Set the listing down again exactly, please, apart from its pictures.

[START OF Provided records]

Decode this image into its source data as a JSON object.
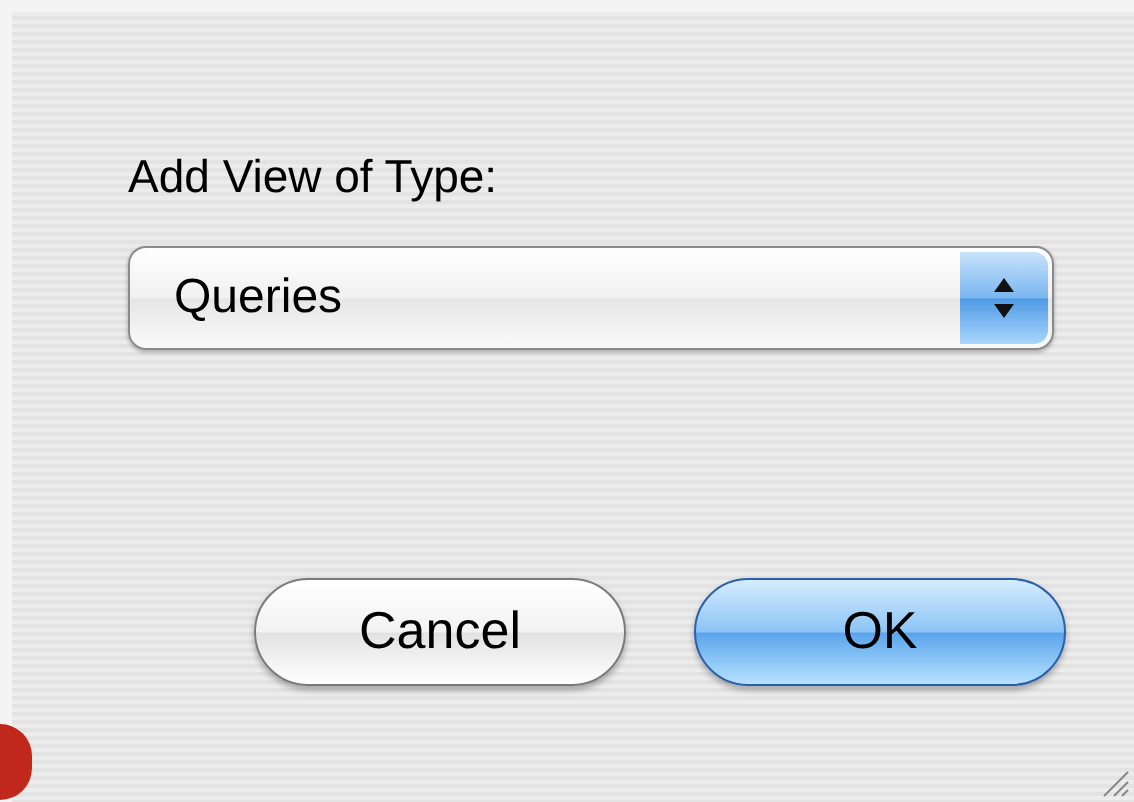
{
  "dialog": {
    "label": "Add View of Type:",
    "popup": {
      "value": "Queries"
    },
    "buttons": [
      {
        "label": "Cancel",
        "kind": "normal"
      },
      {
        "label": "OK",
        "kind": "default"
      }
    ]
  }
}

[END OF Provided records]

**The answer:**
Decode this image into its source data as a JSON object.
{
  "dialog": {
    "label": "Add View of Type:",
    "popup": {
      "value": "Queries"
    },
    "buttons": [
      {
        "label": "Cancel",
        "kind": "normal"
      },
      {
        "label": "OK",
        "kind": "default"
      }
    ]
  }
}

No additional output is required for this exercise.